_Exercise_
Copy each line in which the string "przypadku" occurs.

Extracted records
━━━

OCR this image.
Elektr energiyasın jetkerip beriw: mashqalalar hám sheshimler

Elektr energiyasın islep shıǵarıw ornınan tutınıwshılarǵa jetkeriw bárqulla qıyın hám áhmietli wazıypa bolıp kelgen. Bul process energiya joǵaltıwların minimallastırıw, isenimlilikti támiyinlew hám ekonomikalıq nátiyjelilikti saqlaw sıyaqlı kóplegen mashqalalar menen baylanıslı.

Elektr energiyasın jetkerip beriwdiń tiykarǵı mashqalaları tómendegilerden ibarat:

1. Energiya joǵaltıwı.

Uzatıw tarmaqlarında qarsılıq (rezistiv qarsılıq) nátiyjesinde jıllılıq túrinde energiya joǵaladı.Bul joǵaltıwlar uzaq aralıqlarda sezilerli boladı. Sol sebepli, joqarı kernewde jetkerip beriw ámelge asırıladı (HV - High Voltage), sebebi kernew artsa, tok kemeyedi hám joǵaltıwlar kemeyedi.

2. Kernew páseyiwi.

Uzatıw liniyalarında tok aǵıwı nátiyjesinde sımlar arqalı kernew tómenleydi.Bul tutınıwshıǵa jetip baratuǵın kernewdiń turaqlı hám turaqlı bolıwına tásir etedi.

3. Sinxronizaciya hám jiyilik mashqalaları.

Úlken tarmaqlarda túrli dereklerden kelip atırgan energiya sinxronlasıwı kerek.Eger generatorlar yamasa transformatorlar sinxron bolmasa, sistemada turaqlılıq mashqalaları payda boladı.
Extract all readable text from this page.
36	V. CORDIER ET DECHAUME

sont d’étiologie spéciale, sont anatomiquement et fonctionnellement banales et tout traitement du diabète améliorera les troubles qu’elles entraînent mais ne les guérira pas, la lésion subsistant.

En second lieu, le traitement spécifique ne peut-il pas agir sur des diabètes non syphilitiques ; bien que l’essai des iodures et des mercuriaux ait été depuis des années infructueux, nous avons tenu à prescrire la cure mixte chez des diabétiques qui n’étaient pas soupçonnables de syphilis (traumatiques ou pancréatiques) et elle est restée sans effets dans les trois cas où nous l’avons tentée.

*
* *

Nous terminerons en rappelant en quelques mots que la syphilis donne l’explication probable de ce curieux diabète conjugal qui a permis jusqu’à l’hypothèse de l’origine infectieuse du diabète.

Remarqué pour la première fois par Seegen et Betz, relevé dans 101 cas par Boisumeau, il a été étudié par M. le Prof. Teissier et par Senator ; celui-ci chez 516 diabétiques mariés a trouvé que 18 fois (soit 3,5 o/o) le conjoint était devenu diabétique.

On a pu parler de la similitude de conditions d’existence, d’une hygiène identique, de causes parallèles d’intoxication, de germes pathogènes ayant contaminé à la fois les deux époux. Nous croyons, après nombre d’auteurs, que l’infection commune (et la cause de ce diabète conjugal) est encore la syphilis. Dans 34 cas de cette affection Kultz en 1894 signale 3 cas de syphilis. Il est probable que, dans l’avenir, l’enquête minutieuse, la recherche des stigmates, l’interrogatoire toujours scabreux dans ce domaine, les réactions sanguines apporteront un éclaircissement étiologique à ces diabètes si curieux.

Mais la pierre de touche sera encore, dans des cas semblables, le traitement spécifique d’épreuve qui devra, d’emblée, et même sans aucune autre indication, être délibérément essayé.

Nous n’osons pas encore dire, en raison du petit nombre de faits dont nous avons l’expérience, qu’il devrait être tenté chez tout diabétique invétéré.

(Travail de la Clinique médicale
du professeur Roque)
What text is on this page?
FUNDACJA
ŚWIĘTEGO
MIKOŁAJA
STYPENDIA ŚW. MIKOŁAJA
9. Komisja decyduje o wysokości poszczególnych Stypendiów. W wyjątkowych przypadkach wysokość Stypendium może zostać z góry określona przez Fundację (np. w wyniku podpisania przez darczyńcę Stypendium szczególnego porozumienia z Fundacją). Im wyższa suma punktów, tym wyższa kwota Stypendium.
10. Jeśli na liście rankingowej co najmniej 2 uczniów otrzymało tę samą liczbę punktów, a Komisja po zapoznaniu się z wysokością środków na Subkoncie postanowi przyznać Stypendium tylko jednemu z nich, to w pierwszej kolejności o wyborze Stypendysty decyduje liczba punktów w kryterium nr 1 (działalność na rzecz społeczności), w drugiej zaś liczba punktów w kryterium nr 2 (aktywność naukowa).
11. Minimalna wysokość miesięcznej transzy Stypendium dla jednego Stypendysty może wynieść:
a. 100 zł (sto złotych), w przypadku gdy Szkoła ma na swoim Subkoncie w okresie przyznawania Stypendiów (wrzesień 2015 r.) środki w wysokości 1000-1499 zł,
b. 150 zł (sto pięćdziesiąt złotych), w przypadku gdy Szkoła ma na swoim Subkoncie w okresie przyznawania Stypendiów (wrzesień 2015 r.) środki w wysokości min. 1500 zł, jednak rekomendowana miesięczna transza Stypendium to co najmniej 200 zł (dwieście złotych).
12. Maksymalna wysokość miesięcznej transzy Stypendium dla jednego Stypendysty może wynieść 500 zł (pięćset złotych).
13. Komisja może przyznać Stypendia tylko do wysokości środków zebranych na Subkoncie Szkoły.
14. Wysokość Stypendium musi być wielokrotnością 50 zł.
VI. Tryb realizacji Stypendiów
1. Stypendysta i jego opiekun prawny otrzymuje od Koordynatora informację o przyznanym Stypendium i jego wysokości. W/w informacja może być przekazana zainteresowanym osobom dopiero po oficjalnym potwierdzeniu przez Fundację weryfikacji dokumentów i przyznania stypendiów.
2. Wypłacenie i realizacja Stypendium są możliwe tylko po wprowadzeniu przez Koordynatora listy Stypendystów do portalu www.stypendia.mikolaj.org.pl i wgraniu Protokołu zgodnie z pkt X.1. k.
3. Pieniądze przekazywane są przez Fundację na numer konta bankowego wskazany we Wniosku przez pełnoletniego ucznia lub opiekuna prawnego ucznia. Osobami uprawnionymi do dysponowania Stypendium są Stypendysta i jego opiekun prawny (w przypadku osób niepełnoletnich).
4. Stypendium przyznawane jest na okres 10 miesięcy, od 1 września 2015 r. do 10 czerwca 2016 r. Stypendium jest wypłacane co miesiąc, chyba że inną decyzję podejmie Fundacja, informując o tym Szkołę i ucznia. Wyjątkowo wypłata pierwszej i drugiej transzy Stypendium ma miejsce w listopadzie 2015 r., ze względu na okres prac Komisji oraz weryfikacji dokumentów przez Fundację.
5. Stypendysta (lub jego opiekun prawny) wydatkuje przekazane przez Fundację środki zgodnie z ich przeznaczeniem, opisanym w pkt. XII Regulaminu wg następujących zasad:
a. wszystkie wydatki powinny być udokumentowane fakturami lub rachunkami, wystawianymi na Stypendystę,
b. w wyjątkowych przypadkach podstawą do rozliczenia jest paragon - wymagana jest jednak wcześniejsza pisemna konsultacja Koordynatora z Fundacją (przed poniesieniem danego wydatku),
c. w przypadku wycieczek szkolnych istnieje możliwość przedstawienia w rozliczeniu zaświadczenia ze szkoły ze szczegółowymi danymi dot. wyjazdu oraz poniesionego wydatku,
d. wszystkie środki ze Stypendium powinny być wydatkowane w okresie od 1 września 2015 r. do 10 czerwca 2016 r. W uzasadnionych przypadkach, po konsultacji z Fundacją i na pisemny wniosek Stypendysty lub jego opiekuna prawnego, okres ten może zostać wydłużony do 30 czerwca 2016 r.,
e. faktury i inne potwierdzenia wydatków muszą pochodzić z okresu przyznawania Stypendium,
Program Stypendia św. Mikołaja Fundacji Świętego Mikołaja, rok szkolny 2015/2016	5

━━━

_Exercise result_
a. 100 zł (sto złotych), w przypadku gdy Szkoła ma na swoim Subkoncie w okresie przyznawania Stypendiów (wrzesień 2015 r.) środki w wysokości 1000-1499 zł,
b. 150 zł (sto pięćdziesiąt złotych), w przypadku gdy Szkoła ma na swoim Subkoncie w okresie przyznawania Stypendiów (wrzesień 2015 r.) środki w wysokości min. 1500 zł, jednak rekomendowana miesięczna transza Stypendium to co najmniej 200 zł (dwieście złotych).
3. Pieniądze przekazywane są przez Fundację na numer konta bankowego wskazany we Wniosku przez pełnoletniego ucznia lub opiekuna prawnego ucznia. Osobami uprawnionymi do dysponowania Stypendium są Stypendysta i jego opiekun prawny (w przypadku osób niepełnoletnich).
c. w przypadku wycieczek szkolnych istnieje możliwość przedstawienia w rozliczeniu zaświadczenia ze szkoły ze szczegółowymi danymi dot. wyjazdu oraz poniesionego wydatku,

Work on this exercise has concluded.